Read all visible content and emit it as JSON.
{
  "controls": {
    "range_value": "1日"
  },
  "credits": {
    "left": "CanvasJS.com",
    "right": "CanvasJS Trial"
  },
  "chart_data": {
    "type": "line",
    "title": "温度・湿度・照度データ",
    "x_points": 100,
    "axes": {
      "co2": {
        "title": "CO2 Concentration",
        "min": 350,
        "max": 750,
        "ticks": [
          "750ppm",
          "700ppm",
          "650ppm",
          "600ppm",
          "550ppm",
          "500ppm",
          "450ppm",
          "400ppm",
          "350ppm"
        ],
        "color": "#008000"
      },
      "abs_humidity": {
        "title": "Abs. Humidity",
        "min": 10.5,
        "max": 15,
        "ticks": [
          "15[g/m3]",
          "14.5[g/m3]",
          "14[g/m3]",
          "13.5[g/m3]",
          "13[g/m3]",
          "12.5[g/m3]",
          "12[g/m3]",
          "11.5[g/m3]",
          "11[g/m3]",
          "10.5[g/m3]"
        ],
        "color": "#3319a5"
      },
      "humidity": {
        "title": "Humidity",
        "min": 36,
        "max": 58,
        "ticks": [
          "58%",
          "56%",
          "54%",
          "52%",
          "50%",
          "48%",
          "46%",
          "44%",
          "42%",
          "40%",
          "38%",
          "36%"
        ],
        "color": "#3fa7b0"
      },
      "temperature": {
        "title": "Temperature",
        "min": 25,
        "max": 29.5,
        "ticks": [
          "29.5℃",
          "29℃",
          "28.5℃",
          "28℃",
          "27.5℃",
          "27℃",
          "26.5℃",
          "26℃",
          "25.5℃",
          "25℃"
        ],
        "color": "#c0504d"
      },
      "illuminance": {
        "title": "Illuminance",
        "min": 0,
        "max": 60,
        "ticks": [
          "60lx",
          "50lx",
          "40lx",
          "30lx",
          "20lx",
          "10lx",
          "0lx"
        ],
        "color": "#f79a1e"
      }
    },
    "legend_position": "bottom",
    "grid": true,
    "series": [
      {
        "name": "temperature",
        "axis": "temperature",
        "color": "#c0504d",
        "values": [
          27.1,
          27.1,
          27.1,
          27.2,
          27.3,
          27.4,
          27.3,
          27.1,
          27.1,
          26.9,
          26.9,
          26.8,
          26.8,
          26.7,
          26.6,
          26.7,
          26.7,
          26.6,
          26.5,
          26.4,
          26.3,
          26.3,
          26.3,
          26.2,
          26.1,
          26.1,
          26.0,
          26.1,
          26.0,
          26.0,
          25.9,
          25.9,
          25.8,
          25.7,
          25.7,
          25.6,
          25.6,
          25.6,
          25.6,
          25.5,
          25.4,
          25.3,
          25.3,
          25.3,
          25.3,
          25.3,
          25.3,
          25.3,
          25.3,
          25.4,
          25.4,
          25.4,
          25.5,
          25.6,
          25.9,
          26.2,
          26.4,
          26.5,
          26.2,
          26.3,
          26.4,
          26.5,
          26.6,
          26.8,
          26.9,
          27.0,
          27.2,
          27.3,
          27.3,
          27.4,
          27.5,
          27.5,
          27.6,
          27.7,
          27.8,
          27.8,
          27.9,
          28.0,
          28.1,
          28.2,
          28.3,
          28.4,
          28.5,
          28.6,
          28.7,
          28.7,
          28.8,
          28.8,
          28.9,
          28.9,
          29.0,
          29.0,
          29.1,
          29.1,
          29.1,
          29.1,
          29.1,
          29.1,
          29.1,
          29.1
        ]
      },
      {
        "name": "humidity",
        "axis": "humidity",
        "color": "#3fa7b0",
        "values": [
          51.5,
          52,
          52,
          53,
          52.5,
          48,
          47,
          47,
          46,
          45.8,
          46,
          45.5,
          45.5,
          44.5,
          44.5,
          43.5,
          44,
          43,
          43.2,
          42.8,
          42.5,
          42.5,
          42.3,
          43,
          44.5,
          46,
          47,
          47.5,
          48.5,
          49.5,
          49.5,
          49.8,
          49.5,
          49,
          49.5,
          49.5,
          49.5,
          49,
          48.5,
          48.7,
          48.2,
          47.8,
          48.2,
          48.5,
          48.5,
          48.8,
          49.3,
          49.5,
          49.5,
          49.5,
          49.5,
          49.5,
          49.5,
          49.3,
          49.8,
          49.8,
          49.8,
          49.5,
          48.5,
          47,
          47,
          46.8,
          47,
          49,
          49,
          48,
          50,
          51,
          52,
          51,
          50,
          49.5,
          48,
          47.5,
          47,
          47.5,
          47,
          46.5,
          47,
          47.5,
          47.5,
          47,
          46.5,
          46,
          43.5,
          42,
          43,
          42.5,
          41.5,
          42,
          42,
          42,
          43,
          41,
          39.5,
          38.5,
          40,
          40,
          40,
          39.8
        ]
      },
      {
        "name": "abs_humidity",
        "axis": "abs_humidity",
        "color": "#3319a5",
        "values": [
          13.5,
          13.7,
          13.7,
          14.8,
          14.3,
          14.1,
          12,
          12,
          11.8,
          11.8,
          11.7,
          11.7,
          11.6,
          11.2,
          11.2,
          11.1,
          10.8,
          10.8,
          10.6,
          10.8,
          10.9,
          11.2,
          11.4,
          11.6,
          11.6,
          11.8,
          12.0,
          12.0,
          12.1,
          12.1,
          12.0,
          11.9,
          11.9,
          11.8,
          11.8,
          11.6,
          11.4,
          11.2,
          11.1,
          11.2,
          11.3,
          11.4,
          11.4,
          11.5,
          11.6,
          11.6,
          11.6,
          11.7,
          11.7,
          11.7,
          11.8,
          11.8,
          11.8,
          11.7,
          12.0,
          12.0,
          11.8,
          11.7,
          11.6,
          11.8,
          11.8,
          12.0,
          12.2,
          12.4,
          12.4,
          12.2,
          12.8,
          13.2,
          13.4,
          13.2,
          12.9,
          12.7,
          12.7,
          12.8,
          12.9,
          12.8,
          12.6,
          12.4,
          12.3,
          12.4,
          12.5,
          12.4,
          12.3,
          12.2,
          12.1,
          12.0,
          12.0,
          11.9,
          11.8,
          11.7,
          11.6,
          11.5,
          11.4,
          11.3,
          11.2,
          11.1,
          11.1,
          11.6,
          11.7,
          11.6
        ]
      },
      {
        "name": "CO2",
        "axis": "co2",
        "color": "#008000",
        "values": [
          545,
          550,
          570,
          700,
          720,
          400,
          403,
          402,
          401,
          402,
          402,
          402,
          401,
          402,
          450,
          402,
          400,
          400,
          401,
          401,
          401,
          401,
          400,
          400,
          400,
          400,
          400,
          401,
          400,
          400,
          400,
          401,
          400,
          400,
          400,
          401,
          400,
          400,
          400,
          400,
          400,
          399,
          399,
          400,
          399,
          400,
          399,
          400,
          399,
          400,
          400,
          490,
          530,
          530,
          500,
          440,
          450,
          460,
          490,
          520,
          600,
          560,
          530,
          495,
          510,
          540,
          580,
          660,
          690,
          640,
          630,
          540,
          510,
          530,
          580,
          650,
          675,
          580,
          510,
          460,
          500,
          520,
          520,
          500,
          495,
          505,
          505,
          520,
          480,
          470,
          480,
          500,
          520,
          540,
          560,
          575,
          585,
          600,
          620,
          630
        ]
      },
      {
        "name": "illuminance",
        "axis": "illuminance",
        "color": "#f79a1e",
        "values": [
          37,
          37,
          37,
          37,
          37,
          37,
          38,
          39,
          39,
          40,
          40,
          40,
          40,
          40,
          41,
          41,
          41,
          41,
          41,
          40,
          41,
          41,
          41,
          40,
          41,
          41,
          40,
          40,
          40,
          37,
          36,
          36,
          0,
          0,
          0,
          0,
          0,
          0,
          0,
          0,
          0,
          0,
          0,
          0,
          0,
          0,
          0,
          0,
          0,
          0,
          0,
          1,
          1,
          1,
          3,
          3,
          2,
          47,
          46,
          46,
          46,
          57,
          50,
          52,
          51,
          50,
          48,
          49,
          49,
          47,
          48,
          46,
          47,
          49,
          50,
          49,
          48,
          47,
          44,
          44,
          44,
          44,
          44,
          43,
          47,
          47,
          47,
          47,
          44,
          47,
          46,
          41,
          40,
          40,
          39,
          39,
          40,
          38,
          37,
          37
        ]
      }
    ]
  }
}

++++

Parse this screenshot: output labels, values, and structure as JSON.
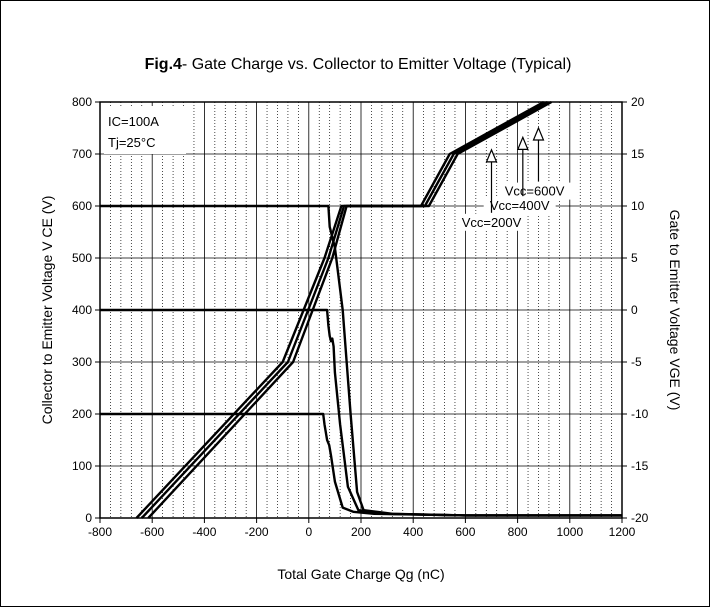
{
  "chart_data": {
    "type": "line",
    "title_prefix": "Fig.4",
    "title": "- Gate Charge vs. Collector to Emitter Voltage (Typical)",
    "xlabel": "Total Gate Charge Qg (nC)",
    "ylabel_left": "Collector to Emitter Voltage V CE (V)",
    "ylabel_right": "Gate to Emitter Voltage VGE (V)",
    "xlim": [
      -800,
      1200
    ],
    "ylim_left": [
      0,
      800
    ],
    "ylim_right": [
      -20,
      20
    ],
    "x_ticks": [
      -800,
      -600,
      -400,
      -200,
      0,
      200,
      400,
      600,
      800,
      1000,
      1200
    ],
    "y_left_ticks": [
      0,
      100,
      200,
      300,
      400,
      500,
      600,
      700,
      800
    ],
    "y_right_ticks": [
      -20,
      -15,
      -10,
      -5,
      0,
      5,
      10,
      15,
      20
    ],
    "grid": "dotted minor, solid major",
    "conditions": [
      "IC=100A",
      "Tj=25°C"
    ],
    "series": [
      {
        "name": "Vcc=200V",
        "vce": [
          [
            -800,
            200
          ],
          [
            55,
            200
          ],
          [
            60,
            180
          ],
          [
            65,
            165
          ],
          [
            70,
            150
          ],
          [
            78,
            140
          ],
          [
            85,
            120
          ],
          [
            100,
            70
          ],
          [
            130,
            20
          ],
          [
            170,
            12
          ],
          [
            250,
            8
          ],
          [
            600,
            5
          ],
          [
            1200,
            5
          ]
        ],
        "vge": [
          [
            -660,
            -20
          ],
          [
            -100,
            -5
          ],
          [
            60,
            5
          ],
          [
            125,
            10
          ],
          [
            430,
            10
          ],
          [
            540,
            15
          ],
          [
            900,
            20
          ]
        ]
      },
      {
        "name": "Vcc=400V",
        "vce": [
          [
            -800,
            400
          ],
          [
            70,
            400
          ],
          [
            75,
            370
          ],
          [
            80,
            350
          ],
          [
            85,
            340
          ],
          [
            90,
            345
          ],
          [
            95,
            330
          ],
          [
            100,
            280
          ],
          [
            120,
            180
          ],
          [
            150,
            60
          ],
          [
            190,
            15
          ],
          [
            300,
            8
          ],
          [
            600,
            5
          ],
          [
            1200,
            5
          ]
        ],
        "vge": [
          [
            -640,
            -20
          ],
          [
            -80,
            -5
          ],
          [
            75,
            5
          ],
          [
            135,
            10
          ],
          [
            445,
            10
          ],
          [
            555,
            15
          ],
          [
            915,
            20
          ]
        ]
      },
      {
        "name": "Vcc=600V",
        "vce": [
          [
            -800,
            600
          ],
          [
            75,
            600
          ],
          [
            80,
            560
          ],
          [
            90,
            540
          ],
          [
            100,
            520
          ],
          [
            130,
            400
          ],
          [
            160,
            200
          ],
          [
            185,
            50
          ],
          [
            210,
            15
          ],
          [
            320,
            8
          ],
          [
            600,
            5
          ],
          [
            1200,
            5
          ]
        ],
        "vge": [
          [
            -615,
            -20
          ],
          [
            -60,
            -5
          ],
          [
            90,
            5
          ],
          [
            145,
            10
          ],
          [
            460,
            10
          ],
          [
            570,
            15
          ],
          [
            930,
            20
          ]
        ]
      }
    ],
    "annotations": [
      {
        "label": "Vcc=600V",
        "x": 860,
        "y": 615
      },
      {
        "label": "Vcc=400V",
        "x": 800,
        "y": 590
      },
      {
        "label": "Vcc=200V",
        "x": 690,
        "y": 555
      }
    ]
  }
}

++++

■ **Set task**:
Of the lines in this material, state how many hold the string "axis". Write no other words.

■ **Written reply**:
5